WHAT TO DO:
Repeat each line of the material below exactly as it appears, minus any pictures.

MATERIALS PROVIDED:

* * *

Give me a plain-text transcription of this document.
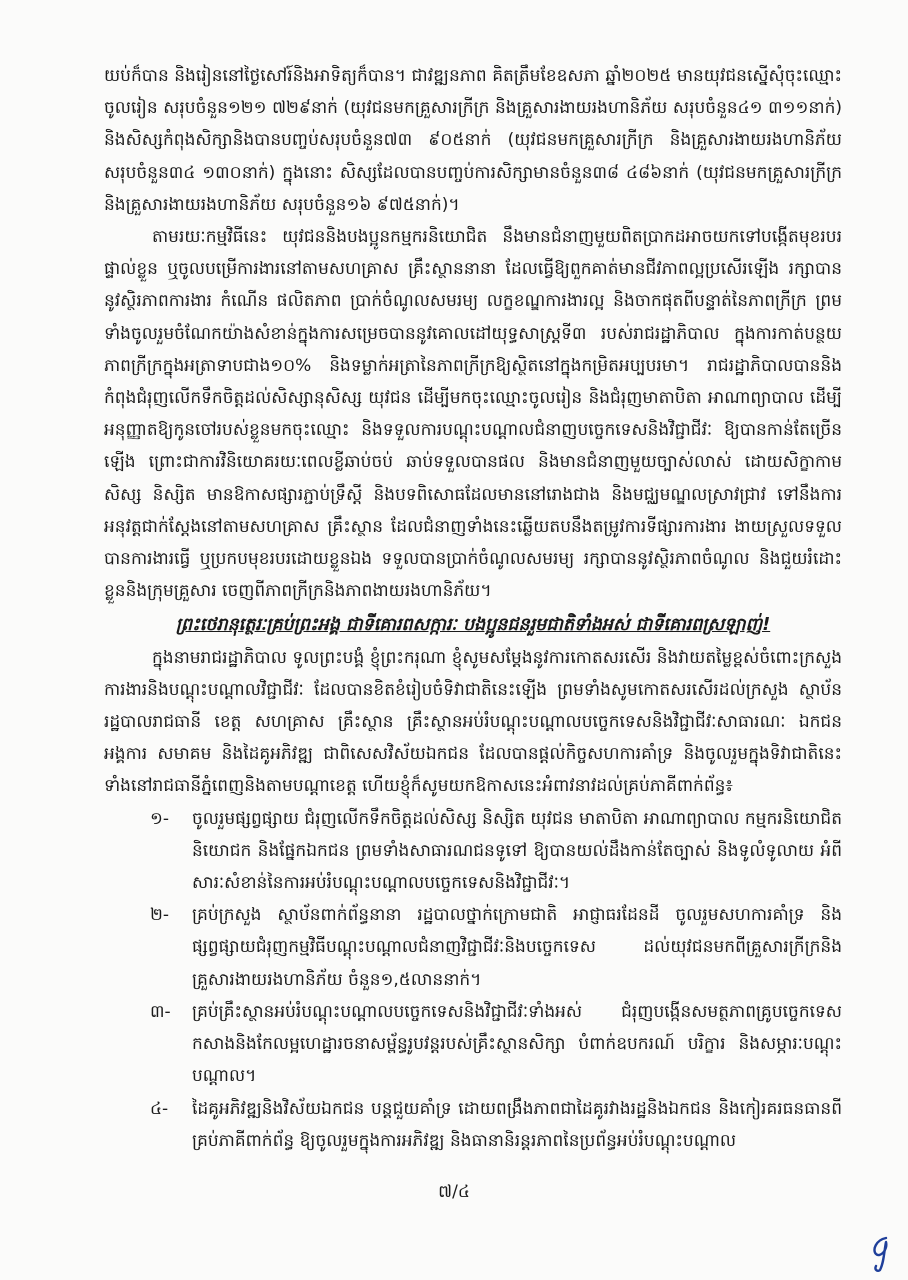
យប់ក៏បាន និងរៀននៅថ្ងៃសៅរ៍និងអាទិត្យក៏បាន។ ជាវឌ្ឍនភាព គិតត្រឹមខែឧសភា ឆ្នាំ២០២៥ មានយុវជនស្នើសុំចុះឈ្មោះចូលរៀន សរុបចំនួន១២១ ៧២៩នាក់ (យុវជនមកគ្រួសារក្រីក្រ និងគ្រួសារងាយរងហានិភ័យ សរុបចំនួន៤១ ៣១១នាក់) និងសិស្សកំពុងសិក្សានិងបានបញ្ចប់សរុបចំនួន៧៣ ៩០៥នាក់ (យុវជនមកគ្រួសារក្រីក្រ និងគ្រួសារងាយរងហានិភ័យ សរុបចំនួន៣៤ ១៣០នាក់) ក្នុងនោះ សិស្សដែលបានបញ្ចប់ការសិក្សាមានចំនួន៣៨ ៤៨៦នាក់ (យុវជនមកគ្រួសារក្រីក្រ និងគ្រួសារងាយរងហានិភ័យ សរុបចំនួន១៦ ៩៧៥នាក់)។

តាមរយៈកម្មវិធីនេះ យុវជននិងបងប្អូនកម្មករនិយោជិត នឹងមានជំនាញមួយពិតប្រាកដអាចយកទៅបង្កើតមុខរបរផ្ទាល់ខ្លួន ឬចូលបម្រើការងារនៅតាមសហគ្រាស គ្រឹះស្ថាននានា ដែលធ្វើឱ្យពួកគាត់មានជីវភាពល្អប្រសើរឡើង រក្សាបាននូវស្ថិរភាពការងារ កំណើន ផលិតភាព ប្រាក់ចំណូលសមរម្យ លក្ខខណ្ឌការងារល្អ និងចាកផុតពីបន្ទាត់នៃភាពក្រីក្រ ព្រមទាំងចូលរួមចំណែកយ៉ាងសំខាន់ក្នុងការសម្រេចបាននូវគោលដៅយុទ្ធសាស្ត្រទី៣ របស់រាជរដ្ឋាភិបាល ក្នុងការកាត់បន្ថយភាពក្រីក្រក្នុងអត្រាទាបជាង១០% និងទម្លាក់អត្រានៃភាពក្រីក្រឱ្យស្ថិតនៅក្នុងកម្រិតអប្បបរមា។ រាជរដ្ឋាភិបាលបាននិងកំពុងជំរុញលើកទឹកចិត្តដល់សិស្សានុសិស្ស យុវជន ដើម្បីមកចុះឈ្មោះចូលរៀន និងជំរុញមាតាបិតា អាណាព្យាបាល ដើម្បីអនុញ្ញាតឱ្យកូនចៅរបស់ខ្លួនមកចុះឈ្មោះ និងទទួលការបណ្តុះបណ្តាលជំនាញបច្ចេកទេសនិងវិជ្ជាជីវៈ ឱ្យបានកាន់តែច្រើនឡើង ព្រោះជាការវិនិយោគរយៈពេលខ្លីឆាប់ចប់ ឆាប់ទទួលបានផល និងមានជំនាញមួយច្បាស់លាស់ ដោយសិក្ខាកាម សិស្ស និស្សិត មានឱកាសផ្សារភ្ជាប់ទ្រឹស្តី និងបទពិសោធដែលមាននៅរោងជាង និងមជ្ឈមណ្ឌលស្រាវជ្រាវ ទៅនឹងការអនុវត្តជាក់ស្តែងនៅតាមសហគ្រាស គ្រឹះស្ថាន ដែលជំនាញទាំងនេះឆ្លើយតបនឹងតម្រូវការទីផ្សារការងារ ងាយស្រួលទទួលបានការងារធ្វើ ឬប្រកបមុខរបរដោយខ្លួនឯង ទទួលបានប្រាក់ចំណូលសមរម្យ រក្សាបាននូវស្ថិរភាពចំណូល និងជួយរំដោះខ្លួននិងក្រុមគ្រួសារ ចេញពីភាពក្រីក្រនិងភាពងាយរងហានិភ័យ។

ព្រះថេរានុត្ថេរៈគ្រប់ព្រះអង្គ ជាទីគោរពសក្ការៈ បងប្អូនជនរួមជាតិទាំងអស់ ជាទីគោរពស្រឡាញ់!

ក្នុងនាមរាជរដ្ឋាភិបាល ទូលព្រះបង្គំ ខ្ញុំព្រះករុណា ខ្ញុំសូមសម្តែងនូវការកោតសរសើរ និងវាយតម្លៃខ្ពស់ចំពោះក្រសួងការងារនិងបណ្តុះបណ្តាលវិជ្ជាជីវៈ ដែលបានខិតខំរៀបចំទិវាជាតិនេះឡើង ព្រមទាំងសូមកោតសរសើរដល់ក្រសួង ស្ថាប័ន រដ្ឋបាលរាជធានី ខេត្ត សហគ្រាស គ្រឹះស្ថាន គ្រឹះស្ថានអប់រំបណ្តុះបណ្តាលបច្ចេកទេសនិងវិជ្ជាជីវៈសាធារណៈ ឯកជន អង្គការ សមាគម និងដៃគូអភិវឌ្ឍ ជាពិសេសវិស័យឯកជន ដែលបានផ្តល់កិច្ចសហការគាំទ្រ និងចូលរួមក្នុងទិវាជាតិនេះ ទាំងនៅរាជធានីភ្នំពេញនិងតាមបណ្តាខេត្ត ហើយខ្ញុំក៏សូមយកឱកាសនេះអំពាវនាវដល់គ្រប់ភាគីពាក់ព័ន្ធ៖

១-	ចូលរួមផ្សព្វផ្សាយ ជំរុញលើកទឹកចិត្តដល់សិស្ស និស្សិត យុវជន មាតាបិតា អាណាព្យាបាល កម្មករនិយោជិត និយោជក និងផ្នែកឯកជន ព្រមទាំងសាធារណជនទូទៅ ឱ្យបានយល់ដឹងកាន់តែច្បាស់ និងទូលំទូលាយ អំពីសារៈសំខាន់នៃការអប់រំបណ្តុះបណ្តាលបច្ចេកទេសនិងវិជ្ជាជីវៈ។
២-	គ្រប់ក្រសួង ស្ថាប័នពាក់ព័ន្ធនានា រដ្ឋបាលថ្នាក់ក្រោមជាតិ អាជ្ញាធរដែនដី ចូលរួមសហការគាំទ្រ និងផ្សព្វផ្សាយជំរុញកម្មវិធីបណ្តុះបណ្តាលជំនាញវិជ្ជាជីវៈនិងបច្ចេកទេស ដល់យុវជនមកពីគ្រួសារក្រីក្រនិងគ្រួសារងាយរងហានិភ័យ ចំនួន១,៥លាននាក់។
៣-	គ្រប់គ្រឹះស្ថានអប់រំបណ្តុះបណ្តាលបច្ចេកទេសនិងវិជ្ជាជីវៈទាំងអស់ ជំរុញបង្កើនសមត្ថភាពគ្រូបច្ចេកទេស កសាងនិងកែលម្អហេដ្ឋារចនាសម្ព័ន្ធរូបវន្តរបស់គ្រឹះស្ថានសិក្សា បំពាក់ឧបករណ៍ បរិក្ខារ និងសម្ភារៈបណ្តុះបណ្តាល។
៤-	ដៃគូអភិវឌ្ឍនិងវិស័យឯកជន បន្តជួយគាំទ្រ ដោយពង្រឹងភាពជាដៃគូរវាងរដ្ឋនិងឯកជន និងកៀរគរធនធានពីគ្រប់ភាគីពាក់ព័ន្ធ ឱ្យចូលរួមក្នុងការអភិវឌ្ឍ និងធានានិរន្តរភាពនៃប្រព័ន្ធអប់រំបណ្តុះបណ្តាល
៧/៤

* * *

EXERCISE RESULT:
Give me a plain-text transcription of this document.
យប់ក៏បាន និងរៀននៅថ្ងៃសៅរ៍និងអាទិត្យក៏បាន។ ជាវឌ្ឍនភាព គិតត្រឹមខែឧសភា ឆ្នាំ២០២៥ មានយុវជនស្នើសុំចុះឈ្មោះចូលរៀន សរុបចំនួន១២១ ៧២៩នាក់ (យុវជនមកគ្រួសារក្រីក្រ និងគ្រួសារងាយរងហានិភ័យ សរុបចំនួន៤១ ៣១១នាក់) និងសិស្សកំពុងសិក្សានិងបានបញ្ចប់សរុបចំនួន៧៣ ៩០៥នាក់ (យុវជនមកគ្រួសារក្រីក្រ និងគ្រួសារងាយរងហានិភ័យ សរុបចំនួន៣៤ ១៣០នាក់) ក្នុងនោះ សិស្សដែលបានបញ្ចប់ការសិក្សាមានចំនួន៣៨ ៤៨៦នាក់ (យុវជនមកគ្រួសារក្រីក្រ និងគ្រួសារងាយរងហានិភ័យ សរុបចំនួន១៦ ៩៧៥នាក់)។

តាមរយៈកម្មវិធីនេះ យុវជននិងបងប្អូនកម្មករនិយោជិត នឹងមានជំនាញមួយពិតប្រាកដអាចយកទៅបង្កើតមុខរបរផ្ទាល់ខ្លួន ឬចូលបម្រើការងារនៅតាមសហគ្រាស គ្រឹះស្ថាននានា ដែលធ្វើឱ្យពួកគាត់មានជីវភាពល្អប្រសើរឡើង រក្សាបាននូវស្ថិរភាពការងារ កំណើន ផលិតភាព ប្រាក់ចំណូលសមរម្យ លក្ខខណ្ឌការងារល្អ និងចាកផុតពីបន្ទាត់នៃភាពក្រីក្រ ព្រមទាំងចូលរួមចំណែកយ៉ាងសំខាន់ក្នុងការសម្រេចបាននូវគោលដៅយុទ្ធសាស្ត្រទី៣ របស់រាជរដ្ឋាភិបាល ក្នុងការកាត់បន្ថយភាពក្រីក្រក្នុងអត្រាទាបជាង១០% និងទម្លាក់អត្រានៃភាពក្រីក្រឱ្យស្ថិតនៅក្នុងកម្រិតអប្បបរមា។ រាជរដ្ឋាភិបាលបាននិងកំពុងជំរុញលើកទឹកចិត្តដល់សិស្សានុសិស្ស យុវជន ដើម្បីមកចុះឈ្មោះចូលរៀន និងជំរុញមាតាបិតា អាណាព្យាបាល ដើម្បីអនុញ្ញាតឱ្យកូនចៅរបស់ខ្លួនមកចុះឈ្មោះ និងទទួលការបណ្តុះបណ្តាលជំនាញបច្ចេកទេសនិងវិជ្ជាជីវៈ ឱ្យបានកាន់តែច្រើនឡើង ព្រោះជាការវិនិយោគរយៈពេលខ្លីឆាប់ចប់ ឆាប់ទទួលបានផល និងមានជំនាញមួយច្បាស់លាស់ ដោយសិក្ខាកាម សិស្ស និស្សិត មានឱកាសផ្សារភ្ជាប់ទ្រឹស្តី និងបទពិសោធដែលមាននៅរោងជាង និងមជ្ឈមណ្ឌលស្រាវជ្រាវ ទៅនឹងការអនុវត្តជាក់ស្តែងនៅតាមសហគ្រាស គ្រឹះស្ថាន ដែលជំនាញទាំងនេះឆ្លើយតបនឹងតម្រូវការទីផ្សារការងារ ងាយស្រួលទទួលបានការងារធ្វើ ឬប្រកបមុខរបរដោយខ្លួនឯង ទទួលបានប្រាក់ចំណូលសមរម្យ រក្សាបាននូវស្ថិរភាពចំណូល និងជួយរំដោះខ្លួននិងក្រុមគ្រួសារ ចេញពីភាពក្រីក្រនិងភាពងាយរងហានិភ័យ។

ព្រះថេរានុត្ថេរៈគ្រប់ព្រះអង្គ ជាទីគោរពសក្ការៈ បងប្អូនជនរួមជាតិទាំងអស់ ជាទីគោរពស្រឡាញ់!

ក្នុងនាមរាជរដ្ឋាភិបាល ទូលព្រះបង្គំ ខ្ញុំព្រះករុណា ខ្ញុំសូមសម្តែងនូវការកោតសរសើរ និងវាយតម្លៃខ្ពស់ចំពោះក្រសួងការងារនិងបណ្តុះបណ្តាលវិជ្ជាជីវៈ ដែលបានខិតខំរៀបចំទិវាជាតិនេះឡើង ព្រមទាំងសូមកោតសរសើរដល់ក្រសួង ស្ថាប័ន រដ្ឋបាលរាជធានី ខេត្ត សហគ្រាស គ្រឹះស្ថាន គ្រឹះស្ថានអប់រំបណ្តុះបណ្តាលបច្ចេកទេសនិងវិជ្ជាជីវៈសាធារណៈ ឯកជន អង្គការ សមាគម និងដៃគូអភិវឌ្ឍ ជាពិសេសវិស័យឯកជន ដែលបានផ្តល់កិច្ចសហការគាំទ្រ និងចូលរួមក្នុងទិវាជាតិនេះ ទាំងនៅរាជធានីភ្នំពេញនិងតាមបណ្តាខេត្ត ហើយខ្ញុំក៏សូមយកឱកាសនេះអំពាវនាវដល់គ្រប់ភាគីពាក់ព័ន្ធ៖

១-	ចូលរួមផ្សព្វផ្សាយ ជំរុញលើកទឹកចិត្តដល់សិស្ស និស្សិត យុវជន មាតាបិតា អាណាព្យាបាល កម្មករនិយោជិត និយោជក និងផ្នែកឯកជន ព្រមទាំងសាធារណជនទូទៅ ឱ្យបានយល់ដឹងកាន់តែច្បាស់ និងទូលំទូលាយ អំពីសារៈសំខាន់នៃការអប់រំបណ្តុះបណ្តាលបច្ចេកទេសនិងវិជ្ជាជីវៈ។
២-	គ្រប់ក្រសួង ស្ថាប័នពាក់ព័ន្ធនានា រដ្ឋបាលថ្នាក់ក្រោមជាតិ អាជ្ញាធរដែនដី ចូលរួមសហការគាំទ្រ និងផ្សព្វផ្សាយជំរុញកម្មវិធីបណ្តុះបណ្តាលជំនាញវិជ្ជាជីវៈនិងបច្ចេកទេស ដល់យុវជនមកពីគ្រួសារក្រីក្រនិងគ្រួសារងាយរងហានិភ័យ ចំនួន១,៥លាននាក់។
៣-	គ្រប់គ្រឹះស្ថានអប់រំបណ្តុះបណ្តាលបច្ចេកទេសនិងវិជ្ជាជីវៈទាំងអស់ ជំរុញបង្កើនសមត្ថភាពគ្រូបច្ចេកទេស កសាងនិងកែលម្អហេដ្ឋារចនាសម្ព័ន្ធរូបវន្តរបស់គ្រឹះស្ថានសិក្សា បំពាក់ឧបករណ៍ បរិក្ខារ និងសម្ភារៈបណ្តុះបណ្តាល។
៤-	ដៃគូអភិវឌ្ឍនិងវិស័យឯកជន បន្តជួយគាំទ្រ ដោយពង្រឹងភាពជាដៃគូរវាងរដ្ឋនិងឯកជន និងកៀរគរធនធានពីគ្រប់ភាគីពាក់ព័ន្ធ ឱ្យចូលរួមក្នុងការអភិវឌ្ឍ និងធានានិរន្តរភាពនៃប្រព័ន្ធអប់រំបណ្តុះបណ្តាល
៧/៤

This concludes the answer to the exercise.